**What you are asked to do**
In the mailing list reply about swap token patches, write out the passage that begins at the words "When preparing patches, please" and stops after "that patch, thanks.", changing "email" to "message" throughout.

**Extract to read**
§ §
On Sat, 30 Sep 2006 00:11:51 +0530
Ashwin Chaugule <ashwin.chaugule@...unite.com> wrote:

> 
> Hi, 
> Here's a brief up on the next two mails. 

When preparing patches, please give each one's email a different and
meaningful Subject:, and try to put the description of the patch within the
email which  contains that patch, thanks.

> PATCH 1: 
> 
> In the current implementation of swap token tuning, grab swap token is
> made from : 
> 1) after page_cache_read (filemap.c) and 
> 2) after the readahead logic in do_swap_page (memory.c) 
> 
> IMO, the contention for the swap token should happen _before_ the
> aforementioned calls, because in the event of low system memory, calls
> to freeup space will be made later from page_cache_read and
> read_swap_cache_async , so we want to avoid "false LRU" pages by
> grabbing the token before the VM starts searching for replacement
> candidates. 

Seems sane.

> PATCH 2: 
> 
> Instead of using TIMEOUT as a parameter to transfer the token, I think a
> better solution is to hand it over to a process that proves its
> eligibilty. 
> 
> What my scheme does, is to find out how frequently a process is calling
> these functions. The processes that call these more frequently get a
> higher priority. 
> The idea is to guarantee that a high priority process gets the token.
> The priority of a process is determined by the number of consecutive
> calls to swap-in and no-page. I mean "consecutive" not from the
> scheduler point of view, but from the process point of view. In other
> words, if the task called these functions every time it was scheduled,
> it means it is not getting any further with its execution. 
> 
> This way, its a matter of simple comparison of task priorities, to
> decide whether to transfer the token or not. 

Does this introduce the possibility of starvation?  Where the
fast-allocating process hogs the system and everything else makes no
progress?
§ §
**Data block**

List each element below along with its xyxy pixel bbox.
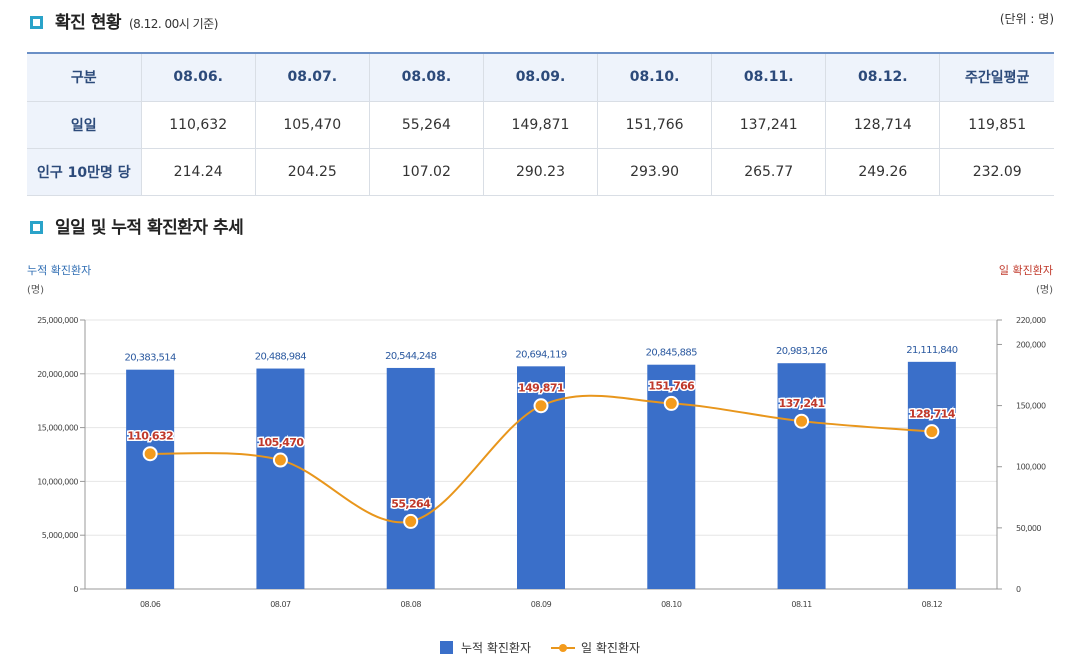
§ §
**Solution to this task**
When preparing patches, please give each one's message a different and
meaningful Subject:, and try to put the description of the patch within the
message which  contains that patch, thanks.